Directions for this task
Reproduce every entry below precisely; do not include the pictures.
--- START ---
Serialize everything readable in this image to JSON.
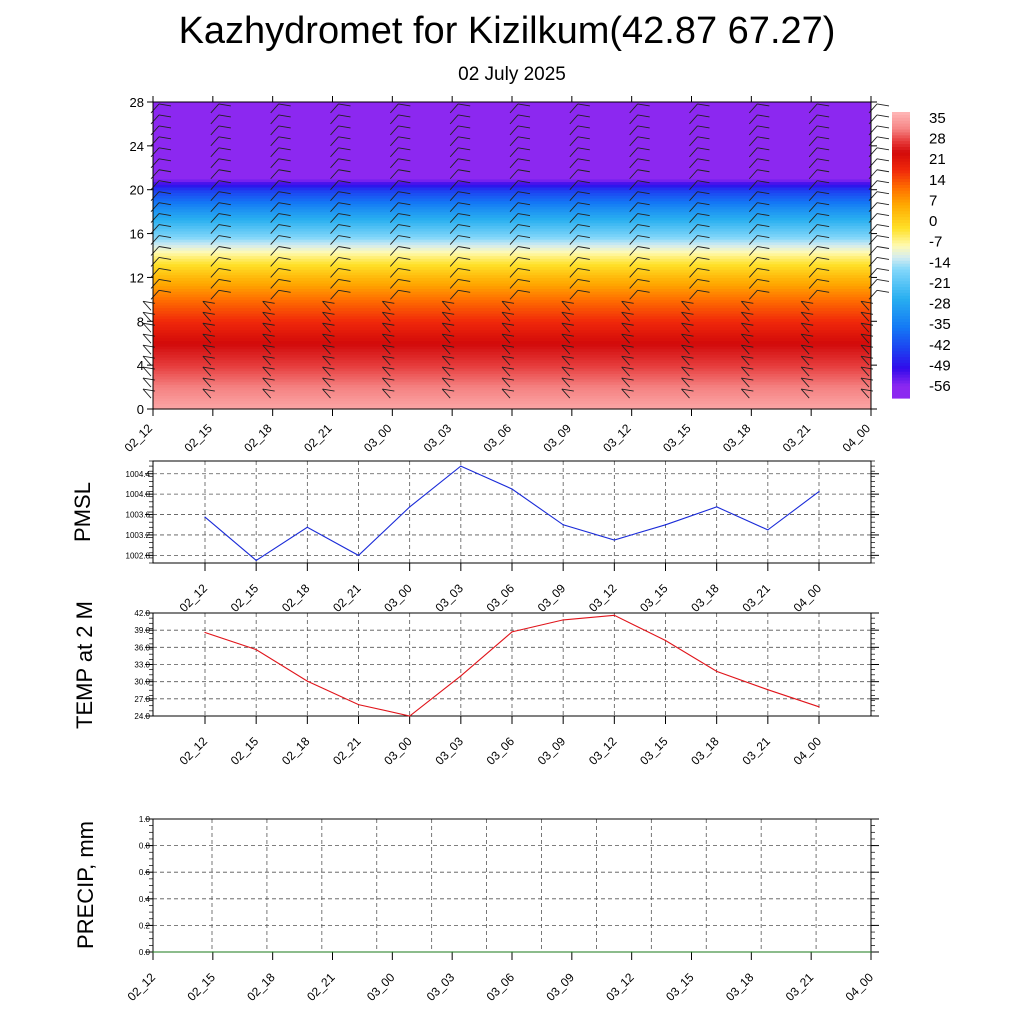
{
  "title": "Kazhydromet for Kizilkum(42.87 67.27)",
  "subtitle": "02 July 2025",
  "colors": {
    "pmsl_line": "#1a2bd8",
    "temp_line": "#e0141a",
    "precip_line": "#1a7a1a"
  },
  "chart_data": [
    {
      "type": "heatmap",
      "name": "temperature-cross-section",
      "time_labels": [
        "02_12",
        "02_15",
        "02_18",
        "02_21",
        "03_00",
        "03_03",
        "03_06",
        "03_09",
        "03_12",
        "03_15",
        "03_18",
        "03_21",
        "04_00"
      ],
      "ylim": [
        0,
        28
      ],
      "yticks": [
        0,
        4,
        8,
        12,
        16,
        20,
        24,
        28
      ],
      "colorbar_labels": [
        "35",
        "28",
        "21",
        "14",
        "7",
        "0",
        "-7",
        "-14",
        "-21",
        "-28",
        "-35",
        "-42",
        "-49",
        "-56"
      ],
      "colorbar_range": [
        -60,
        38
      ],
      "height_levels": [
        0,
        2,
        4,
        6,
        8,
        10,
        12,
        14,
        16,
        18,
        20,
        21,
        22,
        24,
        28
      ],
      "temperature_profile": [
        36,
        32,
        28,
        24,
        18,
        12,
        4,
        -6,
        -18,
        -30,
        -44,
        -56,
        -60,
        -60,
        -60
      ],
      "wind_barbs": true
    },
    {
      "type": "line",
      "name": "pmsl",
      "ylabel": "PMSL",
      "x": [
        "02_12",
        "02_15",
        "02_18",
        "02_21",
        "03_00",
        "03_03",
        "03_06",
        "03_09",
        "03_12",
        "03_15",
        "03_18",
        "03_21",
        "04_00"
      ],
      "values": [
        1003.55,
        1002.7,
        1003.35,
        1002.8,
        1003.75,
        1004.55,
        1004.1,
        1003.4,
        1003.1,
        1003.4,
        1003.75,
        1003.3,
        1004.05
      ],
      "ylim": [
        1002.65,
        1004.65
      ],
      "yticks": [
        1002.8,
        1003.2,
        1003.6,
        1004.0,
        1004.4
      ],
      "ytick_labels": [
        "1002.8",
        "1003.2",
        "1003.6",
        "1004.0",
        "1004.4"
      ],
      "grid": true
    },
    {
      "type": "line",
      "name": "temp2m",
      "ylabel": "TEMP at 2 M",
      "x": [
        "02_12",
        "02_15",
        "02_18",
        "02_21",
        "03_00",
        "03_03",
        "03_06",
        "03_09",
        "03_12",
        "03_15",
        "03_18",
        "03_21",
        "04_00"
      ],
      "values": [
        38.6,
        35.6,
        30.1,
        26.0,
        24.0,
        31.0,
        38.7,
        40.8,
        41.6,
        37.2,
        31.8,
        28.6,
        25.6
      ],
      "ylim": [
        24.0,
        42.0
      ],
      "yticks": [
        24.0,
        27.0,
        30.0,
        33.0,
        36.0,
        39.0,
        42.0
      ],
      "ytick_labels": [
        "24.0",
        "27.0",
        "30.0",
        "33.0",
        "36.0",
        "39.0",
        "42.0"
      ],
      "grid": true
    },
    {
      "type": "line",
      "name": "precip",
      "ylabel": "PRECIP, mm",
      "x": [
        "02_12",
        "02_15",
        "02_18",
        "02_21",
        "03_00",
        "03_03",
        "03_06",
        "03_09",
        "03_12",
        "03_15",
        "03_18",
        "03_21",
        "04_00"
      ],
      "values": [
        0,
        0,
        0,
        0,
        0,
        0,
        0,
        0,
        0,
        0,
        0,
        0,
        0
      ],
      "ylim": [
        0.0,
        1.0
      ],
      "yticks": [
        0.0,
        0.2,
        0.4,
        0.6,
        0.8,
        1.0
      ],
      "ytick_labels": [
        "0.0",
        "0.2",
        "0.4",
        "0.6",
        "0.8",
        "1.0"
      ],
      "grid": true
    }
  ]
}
--- END ---
Exercise answer
Serialize everything readable in this image to JSON.
{
  "title": "Kazhydromet for Kizilkum(42.87 67.27)",
  "subtitle": "02 July 2025",
  "colors": {
    "pmsl_line": "#1a2bd8",
    "temp_line": "#e0141a",
    "precip_line": "#1a7a1a"
  },
  "chart_data": [
    {
      "type": "heatmap",
      "name": "temperature-cross-section",
      "time_labels": [
        "02_12",
        "02_15",
        "02_18",
        "02_21",
        "03_00",
        "03_03",
        "03_06",
        "03_09",
        "03_12",
        "03_15",
        "03_18",
        "03_21",
        "04_00"
      ],
      "ylim": [
        0,
        28
      ],
      "yticks": [
        0,
        4,
        8,
        12,
        16,
        20,
        24,
        28
      ],
      "colorbar_labels": [
        "35",
        "28",
        "21",
        "14",
        "7",
        "0",
        "-7",
        "-14",
        "-21",
        "-28",
        "-35",
        "-42",
        "-49",
        "-56"
      ],
      "colorbar_range": [
        -60,
        38
      ],
      "height_levels": [
        0,
        2,
        4,
        6,
        8,
        10,
        12,
        14,
        16,
        18,
        20,
        21,
        22,
        24,
        28
      ],
      "temperature_profile": [
        36,
        32,
        28,
        24,
        18,
        12,
        4,
        -6,
        -18,
        -30,
        -44,
        -56,
        -60,
        -60,
        -60
      ],
      "wind_barbs": true
    },
    {
      "type": "line",
      "name": "pmsl",
      "ylabel": "PMSL",
      "x": [
        "02_12",
        "02_15",
        "02_18",
        "02_21",
        "03_00",
        "03_03",
        "03_06",
        "03_09",
        "03_12",
        "03_15",
        "03_18",
        "03_21",
        "04_00"
      ],
      "values": [
        1003.55,
        1002.7,
        1003.35,
        1002.8,
        1003.75,
        1004.55,
        1004.1,
        1003.4,
        1003.1,
        1003.4,
        1003.75,
        1003.3,
        1004.05
      ],
      "ylim": [
        1002.65,
        1004.65
      ],
      "yticks": [
        1002.8,
        1003.2,
        1003.6,
        1004.0,
        1004.4
      ],
      "ytick_labels": [
        "1002.8",
        "1003.2",
        "1003.6",
        "1004.0",
        "1004.4"
      ],
      "grid": true
    },
    {
      "type": "line",
      "name": "temp2m",
      "ylabel": "TEMP at 2 M",
      "x": [
        "02_12",
        "02_15",
        "02_18",
        "02_21",
        "03_00",
        "03_03",
        "03_06",
        "03_09",
        "03_12",
        "03_15",
        "03_18",
        "03_21",
        "04_00"
      ],
      "values": [
        38.6,
        35.6,
        30.1,
        26.0,
        24.0,
        31.0,
        38.7,
        40.8,
        41.6,
        37.2,
        31.8,
        28.6,
        25.6
      ],
      "ylim": [
        24.0,
        42.0
      ],
      "yticks": [
        24.0,
        27.0,
        30.0,
        33.0,
        36.0,
        39.0,
        42.0
      ],
      "ytick_labels": [
        "24.0",
        "27.0",
        "30.0",
        "33.0",
        "36.0",
        "39.0",
        "42.0"
      ],
      "grid": true
    },
    {
      "type": "line",
      "name": "precip",
      "ylabel": "PRECIP, mm",
      "x": [
        "02_12",
        "02_15",
        "02_18",
        "02_21",
        "03_00",
        "03_03",
        "03_06",
        "03_09",
        "03_12",
        "03_15",
        "03_18",
        "03_21",
        "04_00"
      ],
      "values": [
        0,
        0,
        0,
        0,
        0,
        0,
        0,
        0,
        0,
        0,
        0,
        0,
        0
      ],
      "ylim": [
        0.0,
        1.0
      ],
      "yticks": [
        0.0,
        0.2,
        0.4,
        0.6,
        0.8,
        1.0
      ],
      "ytick_labels": [
        "0.0",
        "0.2",
        "0.4",
        "0.6",
        "0.8",
        "1.0"
      ],
      "grid": true
    }
  ]
}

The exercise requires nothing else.